**Task description:** How many lines in the listing below include the word "name"? Reply with the count alone.

**Material for this exercise:**

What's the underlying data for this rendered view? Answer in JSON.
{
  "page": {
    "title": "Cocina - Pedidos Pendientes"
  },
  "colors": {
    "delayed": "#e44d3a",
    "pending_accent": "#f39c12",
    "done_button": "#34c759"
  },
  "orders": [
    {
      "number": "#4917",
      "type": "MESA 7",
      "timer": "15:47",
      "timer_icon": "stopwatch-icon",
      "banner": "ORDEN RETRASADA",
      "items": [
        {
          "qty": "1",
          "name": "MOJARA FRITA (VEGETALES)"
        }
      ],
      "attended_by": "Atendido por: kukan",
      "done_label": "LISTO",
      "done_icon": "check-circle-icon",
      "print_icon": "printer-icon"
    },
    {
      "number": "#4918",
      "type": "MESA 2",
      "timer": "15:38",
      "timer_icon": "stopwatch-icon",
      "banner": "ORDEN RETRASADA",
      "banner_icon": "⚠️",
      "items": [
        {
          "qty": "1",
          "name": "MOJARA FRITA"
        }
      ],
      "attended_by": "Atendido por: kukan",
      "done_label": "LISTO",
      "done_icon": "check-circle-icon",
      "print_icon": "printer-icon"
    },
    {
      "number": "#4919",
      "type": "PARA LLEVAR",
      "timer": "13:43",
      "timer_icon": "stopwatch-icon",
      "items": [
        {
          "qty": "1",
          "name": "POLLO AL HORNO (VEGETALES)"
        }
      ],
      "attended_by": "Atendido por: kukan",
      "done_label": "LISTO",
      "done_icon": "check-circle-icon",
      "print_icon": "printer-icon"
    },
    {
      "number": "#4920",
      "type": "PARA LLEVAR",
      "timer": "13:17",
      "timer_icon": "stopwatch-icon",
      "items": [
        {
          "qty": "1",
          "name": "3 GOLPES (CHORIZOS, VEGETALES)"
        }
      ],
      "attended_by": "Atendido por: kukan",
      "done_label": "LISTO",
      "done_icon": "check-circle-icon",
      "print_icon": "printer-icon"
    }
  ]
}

**Reply to the task:** 4